PROBLEM DETAILS: Look for the word "header" in the entries below, then copy every line that has it.
>> begin
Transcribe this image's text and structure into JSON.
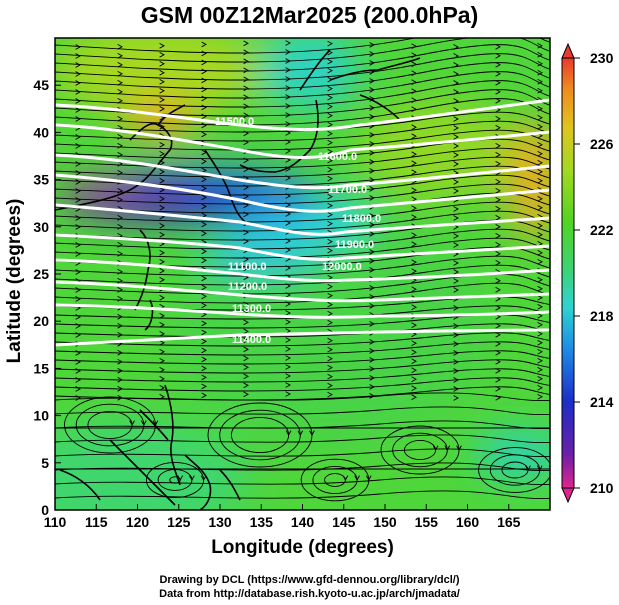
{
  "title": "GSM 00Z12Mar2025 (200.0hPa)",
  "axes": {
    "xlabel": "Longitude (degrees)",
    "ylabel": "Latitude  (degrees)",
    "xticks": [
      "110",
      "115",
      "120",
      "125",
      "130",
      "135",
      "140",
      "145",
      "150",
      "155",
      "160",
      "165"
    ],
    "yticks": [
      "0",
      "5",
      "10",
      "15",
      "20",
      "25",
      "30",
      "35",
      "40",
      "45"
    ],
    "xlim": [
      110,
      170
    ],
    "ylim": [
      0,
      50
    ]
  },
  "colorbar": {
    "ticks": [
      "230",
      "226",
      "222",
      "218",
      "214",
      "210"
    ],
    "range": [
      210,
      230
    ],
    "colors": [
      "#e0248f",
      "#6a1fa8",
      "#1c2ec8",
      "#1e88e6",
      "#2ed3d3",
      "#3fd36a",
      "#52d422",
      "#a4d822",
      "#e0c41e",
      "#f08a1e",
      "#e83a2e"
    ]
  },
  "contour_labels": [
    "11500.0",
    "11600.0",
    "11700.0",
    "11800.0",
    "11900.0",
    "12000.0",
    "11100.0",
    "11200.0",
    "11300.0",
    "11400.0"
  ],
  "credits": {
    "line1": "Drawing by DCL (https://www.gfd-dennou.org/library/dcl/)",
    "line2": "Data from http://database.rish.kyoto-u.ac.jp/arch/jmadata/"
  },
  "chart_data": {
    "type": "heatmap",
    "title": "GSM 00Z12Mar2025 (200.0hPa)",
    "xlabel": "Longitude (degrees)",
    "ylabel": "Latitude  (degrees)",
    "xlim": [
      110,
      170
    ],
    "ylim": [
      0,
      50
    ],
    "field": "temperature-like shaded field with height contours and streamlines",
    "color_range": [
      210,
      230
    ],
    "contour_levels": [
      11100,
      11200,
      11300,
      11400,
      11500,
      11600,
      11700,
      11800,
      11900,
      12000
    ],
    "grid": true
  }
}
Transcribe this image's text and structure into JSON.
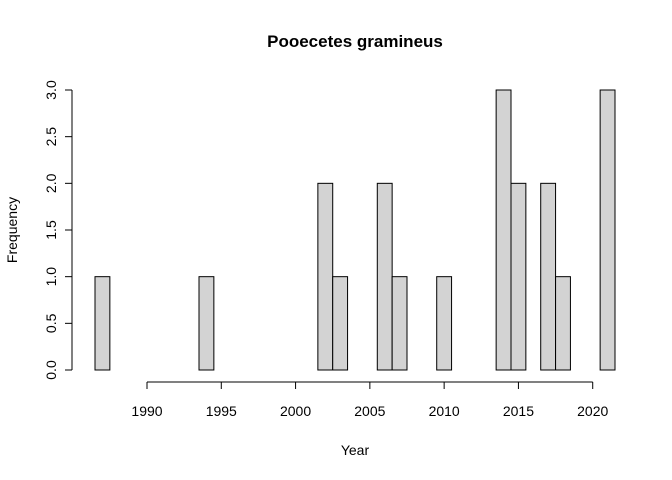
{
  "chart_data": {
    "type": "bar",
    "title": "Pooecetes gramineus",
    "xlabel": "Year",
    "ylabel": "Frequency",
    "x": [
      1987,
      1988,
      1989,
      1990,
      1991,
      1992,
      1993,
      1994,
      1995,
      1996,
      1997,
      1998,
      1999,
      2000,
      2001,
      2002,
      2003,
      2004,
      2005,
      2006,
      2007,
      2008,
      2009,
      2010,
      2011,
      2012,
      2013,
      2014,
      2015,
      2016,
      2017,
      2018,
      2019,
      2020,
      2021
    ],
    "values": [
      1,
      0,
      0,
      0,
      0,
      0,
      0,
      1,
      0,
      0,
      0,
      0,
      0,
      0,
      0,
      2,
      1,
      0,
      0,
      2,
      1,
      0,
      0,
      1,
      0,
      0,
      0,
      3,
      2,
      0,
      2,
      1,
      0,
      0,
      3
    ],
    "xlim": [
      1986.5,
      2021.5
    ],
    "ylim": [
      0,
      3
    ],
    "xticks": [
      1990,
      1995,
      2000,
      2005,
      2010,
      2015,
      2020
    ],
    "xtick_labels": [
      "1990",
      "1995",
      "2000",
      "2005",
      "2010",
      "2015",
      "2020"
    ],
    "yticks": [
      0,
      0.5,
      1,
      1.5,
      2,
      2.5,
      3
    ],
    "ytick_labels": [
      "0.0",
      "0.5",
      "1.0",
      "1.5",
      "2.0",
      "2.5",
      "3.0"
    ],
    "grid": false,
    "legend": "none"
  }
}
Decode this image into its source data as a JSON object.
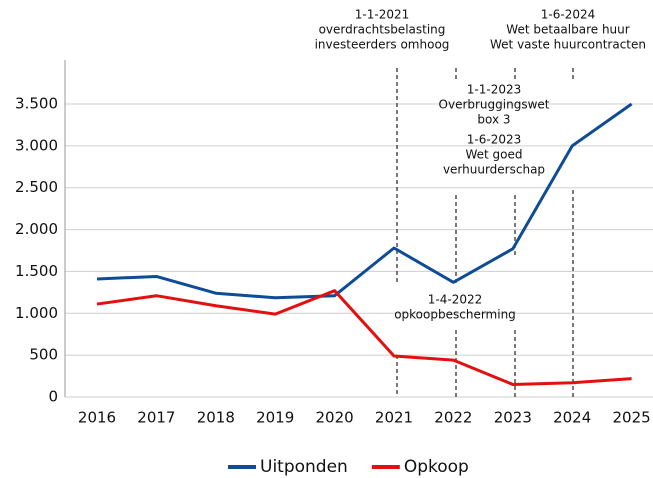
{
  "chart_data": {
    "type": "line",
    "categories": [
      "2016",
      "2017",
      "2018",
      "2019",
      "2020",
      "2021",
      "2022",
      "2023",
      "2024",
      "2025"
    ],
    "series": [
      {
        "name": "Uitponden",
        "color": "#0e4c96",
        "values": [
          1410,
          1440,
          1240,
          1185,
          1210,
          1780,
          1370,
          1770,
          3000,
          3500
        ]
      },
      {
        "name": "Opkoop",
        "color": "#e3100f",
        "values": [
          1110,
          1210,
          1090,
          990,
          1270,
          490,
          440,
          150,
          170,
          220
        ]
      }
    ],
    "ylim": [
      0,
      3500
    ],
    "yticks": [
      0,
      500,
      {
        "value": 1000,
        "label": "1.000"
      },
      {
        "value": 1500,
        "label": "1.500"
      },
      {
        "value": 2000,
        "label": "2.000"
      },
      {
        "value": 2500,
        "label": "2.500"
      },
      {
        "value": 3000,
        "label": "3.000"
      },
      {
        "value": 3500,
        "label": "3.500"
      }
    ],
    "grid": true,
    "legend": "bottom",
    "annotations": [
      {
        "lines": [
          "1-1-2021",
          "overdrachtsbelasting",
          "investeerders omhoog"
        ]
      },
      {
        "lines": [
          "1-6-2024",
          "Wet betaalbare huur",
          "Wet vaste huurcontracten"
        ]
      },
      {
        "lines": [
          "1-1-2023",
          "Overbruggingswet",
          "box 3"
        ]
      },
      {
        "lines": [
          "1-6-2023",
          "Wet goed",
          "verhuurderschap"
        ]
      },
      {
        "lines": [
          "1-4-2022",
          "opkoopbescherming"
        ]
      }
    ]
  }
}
>> end
>> begin
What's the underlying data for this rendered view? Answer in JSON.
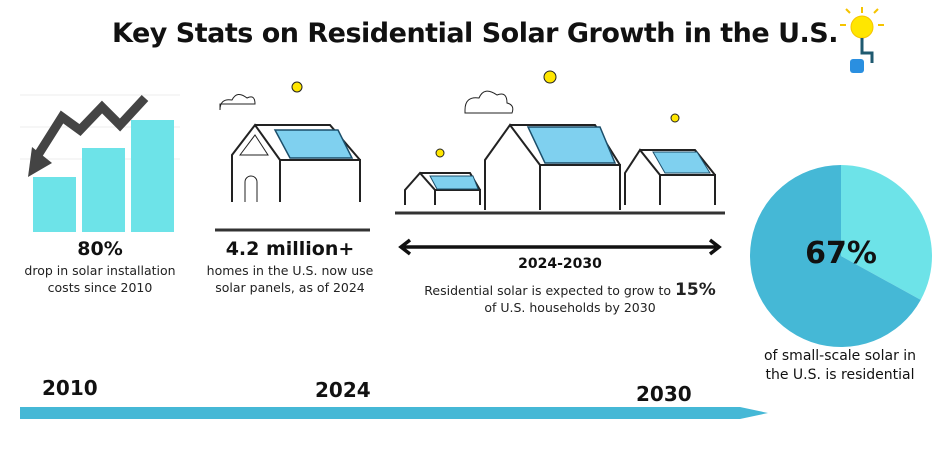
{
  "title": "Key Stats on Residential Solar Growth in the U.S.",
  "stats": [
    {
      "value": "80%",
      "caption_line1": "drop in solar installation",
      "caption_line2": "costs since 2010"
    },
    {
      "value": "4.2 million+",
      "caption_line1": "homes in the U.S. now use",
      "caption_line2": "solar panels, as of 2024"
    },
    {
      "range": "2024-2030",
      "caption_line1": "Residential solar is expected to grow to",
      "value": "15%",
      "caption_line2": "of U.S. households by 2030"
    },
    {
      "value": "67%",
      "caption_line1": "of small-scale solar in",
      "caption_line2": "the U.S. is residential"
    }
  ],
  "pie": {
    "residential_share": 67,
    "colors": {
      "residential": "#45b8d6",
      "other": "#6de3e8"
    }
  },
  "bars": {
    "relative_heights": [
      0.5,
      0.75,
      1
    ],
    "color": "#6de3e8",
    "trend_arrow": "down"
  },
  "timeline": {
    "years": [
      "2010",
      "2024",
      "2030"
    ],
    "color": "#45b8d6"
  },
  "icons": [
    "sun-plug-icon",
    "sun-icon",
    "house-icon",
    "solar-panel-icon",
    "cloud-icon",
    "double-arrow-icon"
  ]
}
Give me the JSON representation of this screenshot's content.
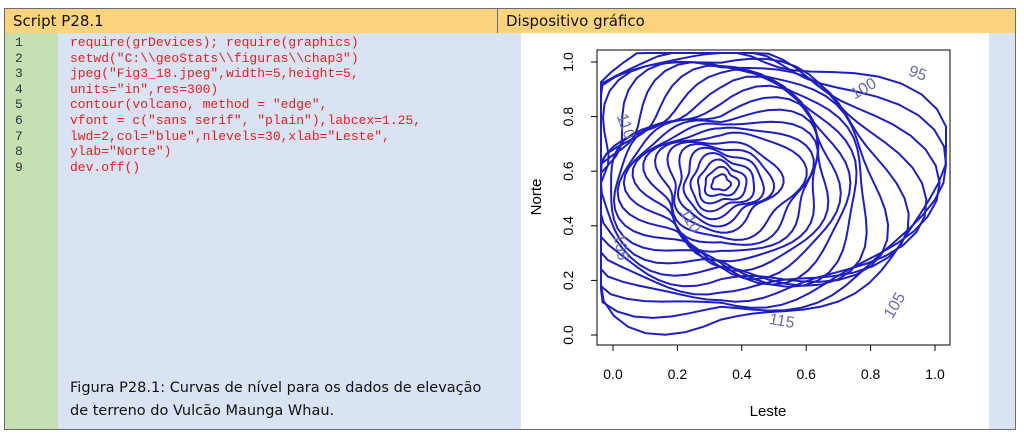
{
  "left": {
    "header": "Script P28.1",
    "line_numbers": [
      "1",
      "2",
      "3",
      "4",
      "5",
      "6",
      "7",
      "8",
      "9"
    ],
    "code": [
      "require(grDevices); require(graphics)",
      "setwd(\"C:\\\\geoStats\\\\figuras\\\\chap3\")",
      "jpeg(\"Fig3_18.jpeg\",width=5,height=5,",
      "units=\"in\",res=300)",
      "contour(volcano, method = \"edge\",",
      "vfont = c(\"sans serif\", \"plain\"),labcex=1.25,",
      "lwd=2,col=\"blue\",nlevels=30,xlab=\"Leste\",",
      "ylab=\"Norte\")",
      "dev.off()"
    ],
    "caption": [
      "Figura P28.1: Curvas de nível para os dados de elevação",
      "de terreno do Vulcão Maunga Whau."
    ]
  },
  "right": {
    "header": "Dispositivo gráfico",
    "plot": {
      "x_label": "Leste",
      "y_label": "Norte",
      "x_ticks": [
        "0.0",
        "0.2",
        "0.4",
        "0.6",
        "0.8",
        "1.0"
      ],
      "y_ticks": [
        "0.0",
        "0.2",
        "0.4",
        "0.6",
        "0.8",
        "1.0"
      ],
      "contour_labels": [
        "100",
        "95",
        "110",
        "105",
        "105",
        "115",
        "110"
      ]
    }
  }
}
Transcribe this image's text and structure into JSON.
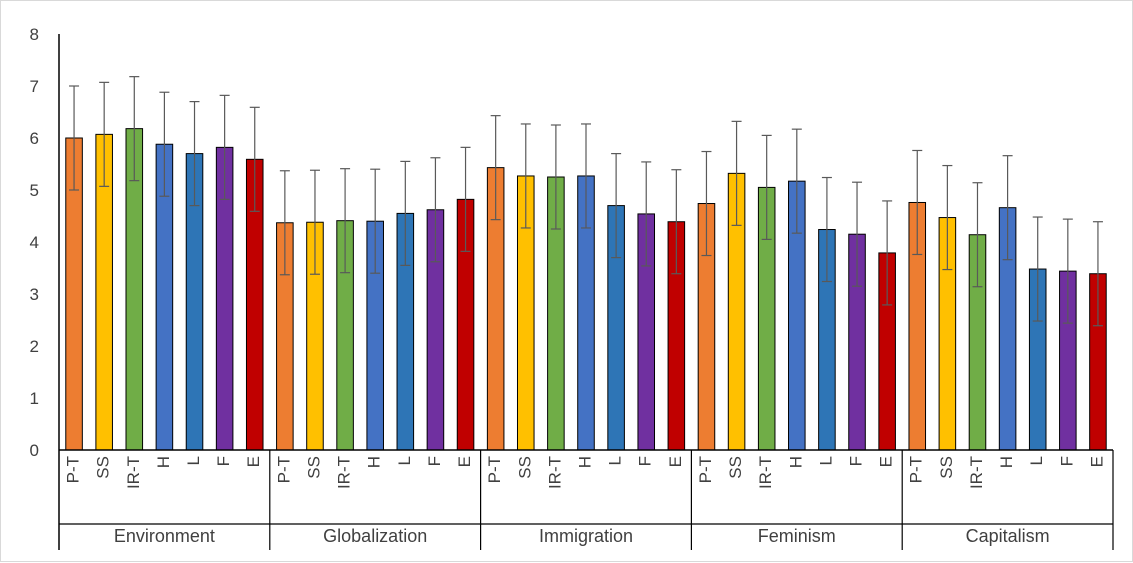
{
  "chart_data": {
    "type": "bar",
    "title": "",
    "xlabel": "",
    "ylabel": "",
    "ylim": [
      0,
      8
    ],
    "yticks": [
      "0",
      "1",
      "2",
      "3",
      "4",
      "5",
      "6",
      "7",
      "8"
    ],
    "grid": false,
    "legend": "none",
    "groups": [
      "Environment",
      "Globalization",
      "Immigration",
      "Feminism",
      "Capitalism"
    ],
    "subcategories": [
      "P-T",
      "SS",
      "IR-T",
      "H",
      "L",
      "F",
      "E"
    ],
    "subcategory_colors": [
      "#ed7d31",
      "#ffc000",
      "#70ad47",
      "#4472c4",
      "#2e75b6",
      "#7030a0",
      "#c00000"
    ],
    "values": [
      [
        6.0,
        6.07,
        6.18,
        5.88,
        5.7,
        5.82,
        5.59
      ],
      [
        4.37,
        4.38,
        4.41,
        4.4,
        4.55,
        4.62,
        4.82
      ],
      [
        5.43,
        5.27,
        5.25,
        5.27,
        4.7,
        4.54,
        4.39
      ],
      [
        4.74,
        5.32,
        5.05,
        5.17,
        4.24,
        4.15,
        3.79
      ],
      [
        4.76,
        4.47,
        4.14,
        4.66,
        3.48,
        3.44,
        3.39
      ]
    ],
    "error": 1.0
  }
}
>> end
CORRECT ANSWER:
    "header": "Script P28.1",
    "header": "Dispositivo gráfico",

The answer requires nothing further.